= Exercise instructions =
Write out every line of the material as it stands, apart from the pictures.

= Given records =
++++++++++++++++++++

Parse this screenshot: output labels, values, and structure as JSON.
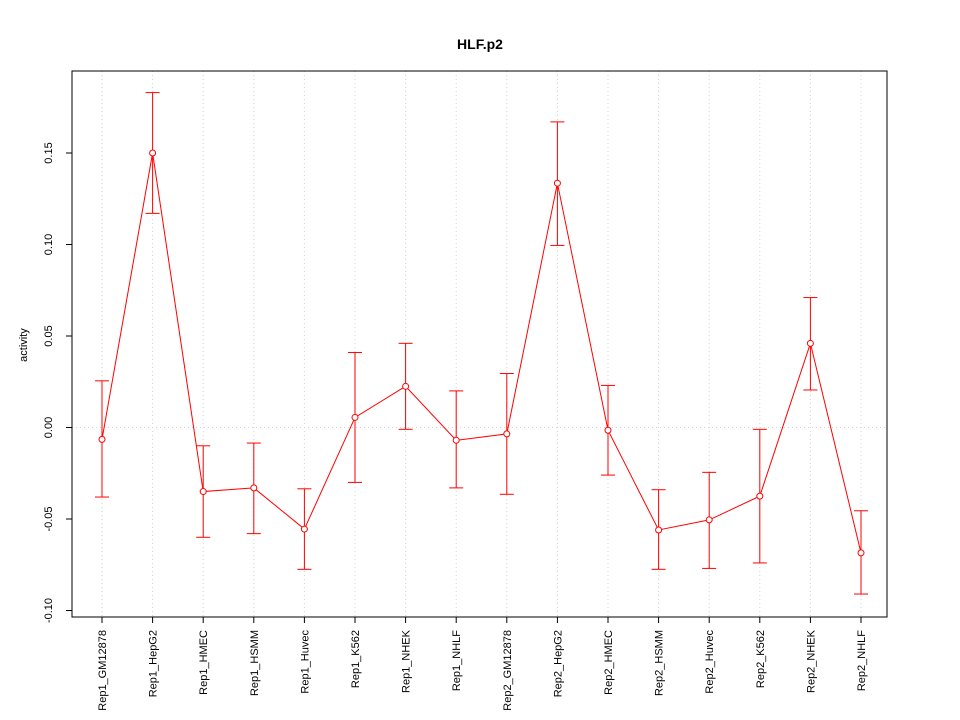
{
  "chart_data": {
    "type": "line",
    "title": "HLF.p2",
    "xlabel": "",
    "ylabel": "activity",
    "ylim": [
      -0.105,
      0.19
    ],
    "grid": true,
    "yticks": [
      -0.1,
      -0.05,
      0.0,
      0.05,
      0.1,
      0.15
    ],
    "ytick_labels": [
      "-0.10",
      "-0.05",
      "0.00",
      "0.05",
      "0.10",
      "0.15"
    ],
    "categories": [
      "Rep1_GM12878",
      "Rep1_HepG2",
      "Rep1_HMEC",
      "Rep1_HSMM",
      "Rep1_Huvec",
      "Rep1_K562",
      "Rep1_NHEK",
      "Rep1_NHLF",
      "Rep2_GM12878",
      "Rep2_HepG2",
      "Rep2_HMEC",
      "Rep2_HSMM",
      "Rep2_Huvec",
      "Rep2_K562",
      "Rep2_NHEK",
      "Rep2_NHLF"
    ],
    "series": [
      {
        "name": "HLF.p2",
        "color": "#ff0000",
        "values": [
          -0.0065,
          0.15,
          -0.035,
          -0.033,
          -0.0555,
          0.0055,
          0.0225,
          -0.007,
          -0.0035,
          0.1335,
          -0.0015,
          -0.056,
          -0.0505,
          -0.0375,
          0.046,
          -0.0685
        ],
        "err_low": [
          -0.038,
          0.117,
          -0.06,
          -0.058,
          -0.0775,
          -0.03,
          -0.001,
          -0.033,
          -0.0365,
          0.0995,
          -0.026,
          -0.0775,
          -0.077,
          -0.074,
          0.0205,
          -0.091
        ],
        "err_high": [
          0.0255,
          0.183,
          -0.01,
          -0.0085,
          -0.0335,
          0.041,
          0.046,
          0.02,
          0.0295,
          0.167,
          0.023,
          -0.034,
          -0.0245,
          -0.001,
          0.071,
          -0.0455
        ]
      }
    ]
  }
}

++++++++++++++++++++

= Correct output =
Parse this screenshot: output labels, values, and structure as JSON.
{
  "chart_data": {
    "type": "line",
    "title": "HLF.p2",
    "xlabel": "",
    "ylabel": "activity",
    "ylim": [
      -0.105,
      0.19
    ],
    "grid": true,
    "yticks": [
      -0.1,
      -0.05,
      0.0,
      0.05,
      0.1,
      0.15
    ],
    "ytick_labels": [
      "-0.10",
      "-0.05",
      "0.00",
      "0.05",
      "0.10",
      "0.15"
    ],
    "categories": [
      "Rep1_GM12878",
      "Rep1_HepG2",
      "Rep1_HMEC",
      "Rep1_HSMM",
      "Rep1_Huvec",
      "Rep1_K562",
      "Rep1_NHEK",
      "Rep1_NHLF",
      "Rep2_GM12878",
      "Rep2_HepG2",
      "Rep2_HMEC",
      "Rep2_HSMM",
      "Rep2_Huvec",
      "Rep2_K562",
      "Rep2_NHEK",
      "Rep2_NHLF"
    ],
    "series": [
      {
        "name": "HLF.p2",
        "color": "#ff0000",
        "values": [
          -0.0065,
          0.15,
          -0.035,
          -0.033,
          -0.0555,
          0.0055,
          0.0225,
          -0.007,
          -0.0035,
          0.1335,
          -0.0015,
          -0.056,
          -0.0505,
          -0.0375,
          0.046,
          -0.0685
        ],
        "err_low": [
          -0.038,
          0.117,
          -0.06,
          -0.058,
          -0.0775,
          -0.03,
          -0.001,
          -0.033,
          -0.0365,
          0.0995,
          -0.026,
          -0.0775,
          -0.077,
          -0.074,
          0.0205,
          -0.091
        ],
        "err_high": [
          0.0255,
          0.183,
          -0.01,
          -0.0085,
          -0.0335,
          0.041,
          0.046,
          0.02,
          0.0295,
          0.167,
          0.023,
          -0.034,
          -0.0245,
          -0.001,
          0.071,
          -0.0455
        ]
      }
    ]
  }
}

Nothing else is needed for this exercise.